#### DATA SUPPLIED:
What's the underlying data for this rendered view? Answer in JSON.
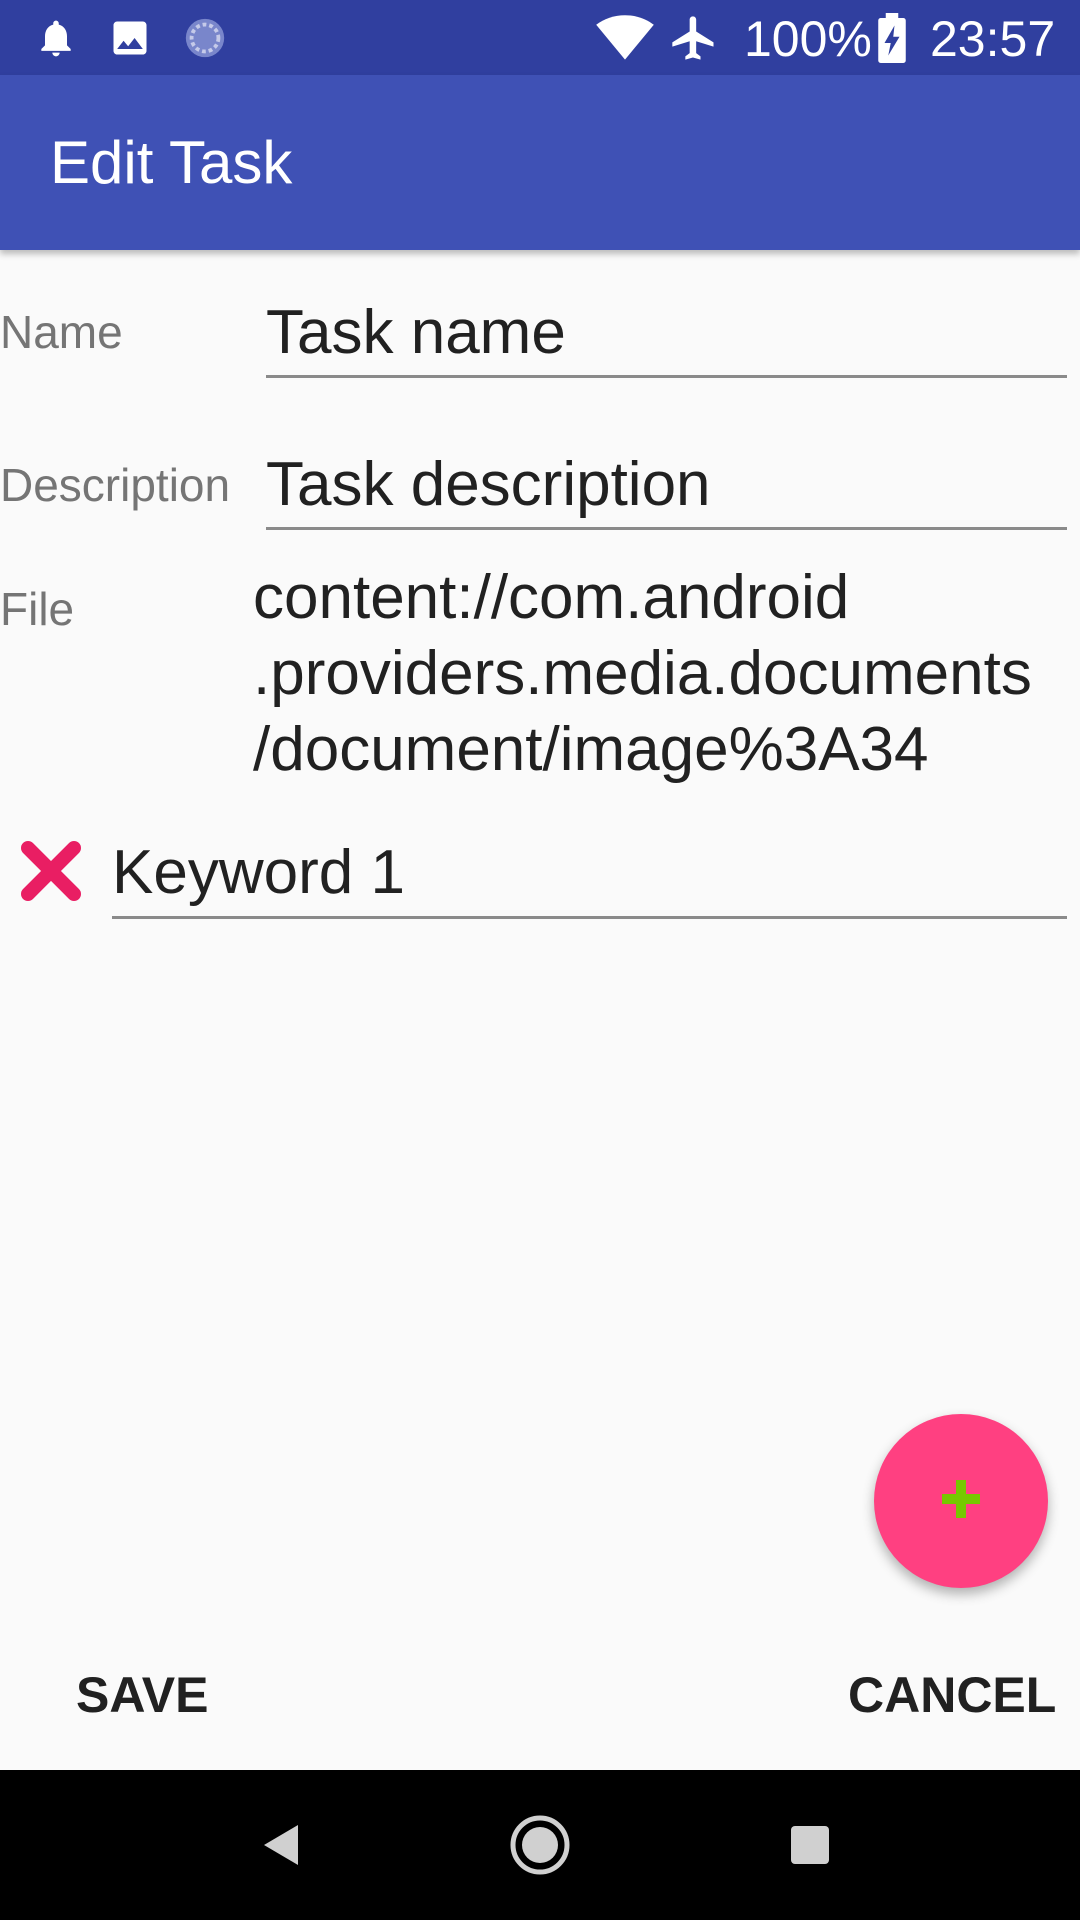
{
  "status_bar": {
    "battery": "100%",
    "time": "23:57",
    "icons": [
      "bell-icon",
      "image-icon",
      "sync-icon",
      "wifi-icon",
      "airplane-icon",
      "battery-charging-icon"
    ]
  },
  "app_bar": {
    "title": "Edit Task"
  },
  "form": {
    "name_label": "Name",
    "name_value": "Task name",
    "description_label": "Description",
    "description_value": "Task description",
    "file_label": "File",
    "file_lines": [
      "content://com.android",
      ".providers.media.documents",
      "/document/image%3A34"
    ],
    "keywords": [
      {
        "value": "Keyword 1"
      }
    ]
  },
  "actions": {
    "save_label": "SAVE",
    "cancel_label": "CANCEL"
  },
  "colors": {
    "primary": "#3f51b5",
    "primary_dark": "#303f9f",
    "accent": "#ff4081",
    "delete": "#e91e63",
    "fab_plus": "#76c900"
  }
}
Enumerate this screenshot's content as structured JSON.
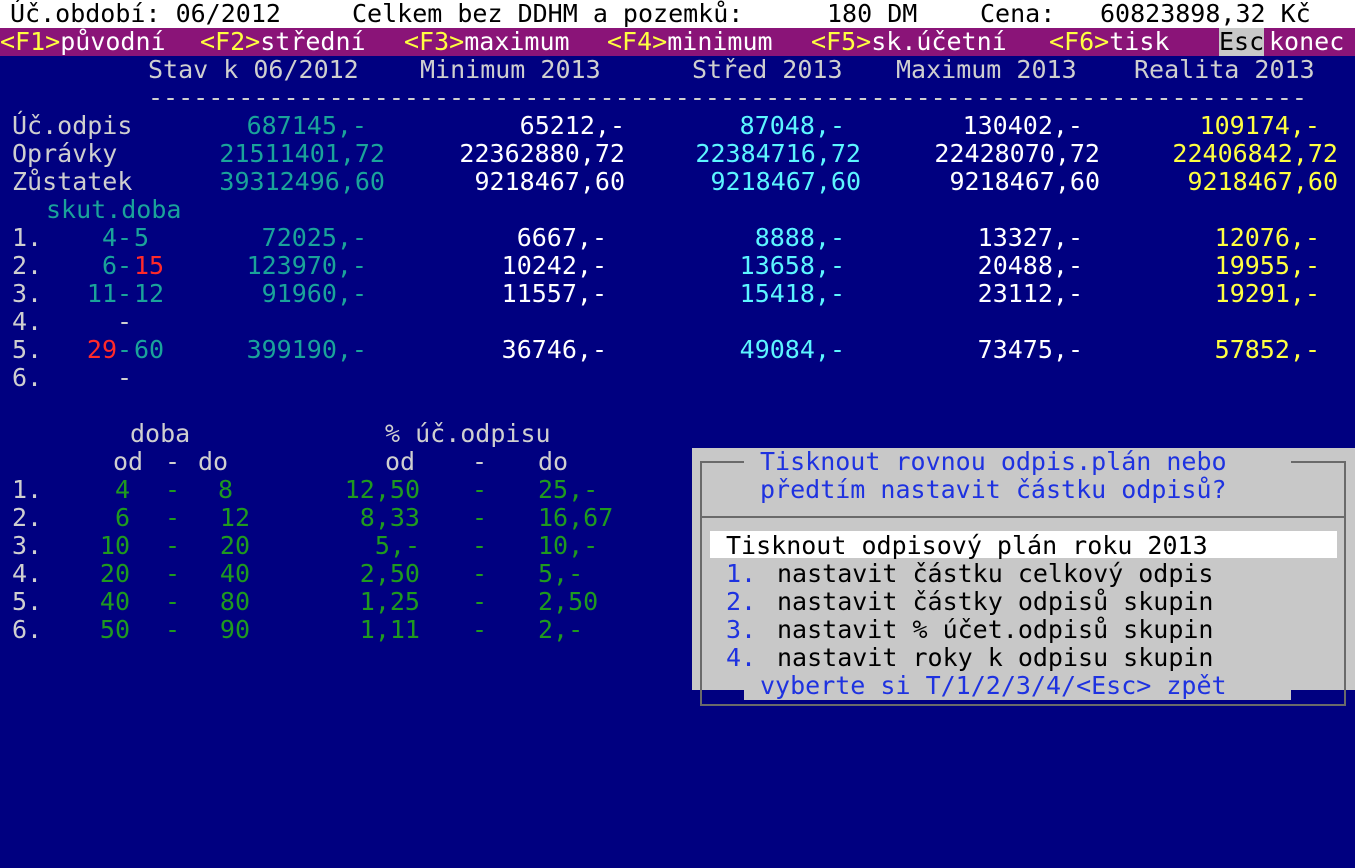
{
  "status": {
    "period": "Úč.období: 06/2012",
    "total_label": "Celkem bez DDHM a pozemků:",
    "total_value": "180 DM",
    "price_label": "Cena:",
    "price_value": "60823898,32 Kč"
  },
  "fkeys": [
    {
      "key": "<F1>",
      "label": "původní"
    },
    {
      "key": "<F2>",
      "label": "střední"
    },
    {
      "key": "<F3>",
      "label": "maximum"
    },
    {
      "key": "<F4>",
      "label": "minimum"
    },
    {
      "key": "<F5>",
      "label": "sk.účetní"
    },
    {
      "key": "<F6>",
      "label": "tisk"
    },
    {
      "key": "Esc",
      "label": "konec"
    }
  ],
  "table": {
    "headers": [
      "Stav k 06/2012",
      "Minimum 2013",
      "Střed 2013",
      "Maximum 2013",
      "Realita 2013"
    ],
    "separator": "-----------------------------------------------------------------------------",
    "summary": [
      {
        "label": "Úč.odpis",
        "values": [
          "687145,-",
          "65212,-",
          "87048,-",
          "130402,-",
          "109174,-"
        ]
      },
      {
        "label": "Oprávky",
        "values": [
          "21511401,72",
          "22362880,72",
          "22384716,72",
          "22428070,72",
          "22406842,72"
        ]
      },
      {
        "label": "Zůstatek",
        "values": [
          "39312496,60",
          "9218467,60",
          "9218467,60",
          "9218467,60",
          "9218467,60"
        ]
      }
    ],
    "groups_title": "skut.doba",
    "groups": [
      {
        "num": "1.",
        "from": "4",
        "to": "5",
        "values": [
          "72025,-",
          "6667,-",
          "8888,-",
          "13327,-",
          "12076,-"
        ]
      },
      {
        "num": "2.",
        "from": "6",
        "to": "15",
        "values": [
          "123970,-",
          "10242,-",
          "13658,-",
          "20488,-",
          "19955,-"
        ]
      },
      {
        "num": "3.",
        "from": "11",
        "to": "12",
        "values": [
          "91960,-",
          "11557,-",
          "15418,-",
          "23112,-",
          "19291,-"
        ]
      },
      {
        "num": "4.",
        "from": "",
        "to": "",
        "values": [
          "",
          "",
          "",
          "",
          ""
        ]
      },
      {
        "num": "5.",
        "from": "29",
        "to": "60",
        "values": [
          "399190,-",
          "36746,-",
          "49084,-",
          "73475,-",
          "57852,-"
        ]
      },
      {
        "num": "6.",
        "from": "",
        "to": "",
        "values": [
          "",
          "",
          "",
          "",
          ""
        ]
      }
    ]
  },
  "rates": {
    "title_period": "doba",
    "title_percent": "% úč.odpisu",
    "from_label": "od",
    "to_label": "do",
    "dash": "-",
    "rows": [
      {
        "num": "1.",
        "p_from": "4",
        "p_to": "8",
        "r_from": "12,50",
        "r_to": "25,-"
      },
      {
        "num": "2.",
        "p_from": "6",
        "p_to": "12",
        "r_from": "8,33",
        "r_to": "16,67"
      },
      {
        "num": "3.",
        "p_from": "10",
        "p_to": "20",
        "r_from": "5,-",
        "r_to": "10,-"
      },
      {
        "num": "4.",
        "p_from": "20",
        "p_to": "40",
        "r_from": "2,50",
        "r_to": "5,-"
      },
      {
        "num": "5.",
        "p_from": "40",
        "p_to": "80",
        "r_from": "1,25",
        "r_to": "2,50"
      },
      {
        "num": "6.",
        "p_from": "50",
        "p_to": "90",
        "r_from": "1,11",
        "r_to": "2,-"
      }
    ]
  },
  "dialog": {
    "question_line1": "Tisknout rovnou odpis.plán nebo",
    "question_line2": "předtím nastavit částku odpisů?",
    "options": [
      {
        "num": "",
        "label": "Tisknout odpisový plán roku 2013"
      },
      {
        "num": "1.",
        "label": "nastavit částku celkový odpis"
      },
      {
        "num": "2.",
        "label": "nastavit částky odpisů skupin"
      },
      {
        "num": "3.",
        "label": "nastavit % účet.odpisů skupin"
      },
      {
        "num": "4.",
        "label": "nastavit roky k odpisu skupin"
      }
    ],
    "footer": "vyberte si T/1/2/3/4/<Esc> zpět"
  },
  "colors": {
    "background": "#000080",
    "fkey_bar": "#8a1478",
    "minimum": "#ffffff",
    "stred": "#5cf5ff",
    "maximum": "#ffffff",
    "realita": "#ffff40",
    "stav": "#1aa39a",
    "rates": "#1f9a1f",
    "highlight_digits": "#ff2a2a",
    "dialog_bg": "#c8c8c8",
    "dialog_text": "#1e32e0"
  }
}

#### TASK REQUIREMENTS:
Look through the data above. Each line containing the word "částku" needs to be copied.

#### EXERCISE ANSWER:
    "question_line2": "předtím nastavit částku odpisů?",
        "label": "nastavit částku celkový odpis"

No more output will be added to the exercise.